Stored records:
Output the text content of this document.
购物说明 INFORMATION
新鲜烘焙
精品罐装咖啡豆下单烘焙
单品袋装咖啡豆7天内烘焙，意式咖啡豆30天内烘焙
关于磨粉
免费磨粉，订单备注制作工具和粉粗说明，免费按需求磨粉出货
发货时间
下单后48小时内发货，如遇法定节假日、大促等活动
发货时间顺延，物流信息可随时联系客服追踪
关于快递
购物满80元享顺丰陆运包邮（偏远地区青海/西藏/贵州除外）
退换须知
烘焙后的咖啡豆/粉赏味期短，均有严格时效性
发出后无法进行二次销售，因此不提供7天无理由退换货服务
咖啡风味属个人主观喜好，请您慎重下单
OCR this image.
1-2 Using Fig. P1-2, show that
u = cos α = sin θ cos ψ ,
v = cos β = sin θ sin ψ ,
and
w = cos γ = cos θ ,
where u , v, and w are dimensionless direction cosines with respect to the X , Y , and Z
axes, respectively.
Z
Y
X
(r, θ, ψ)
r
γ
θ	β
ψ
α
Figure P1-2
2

* **What is asked**
Check each line of the records for the word "this" and extract those that contain it.

* **Exercise solution**
Output the text content of this document.
OCR this image.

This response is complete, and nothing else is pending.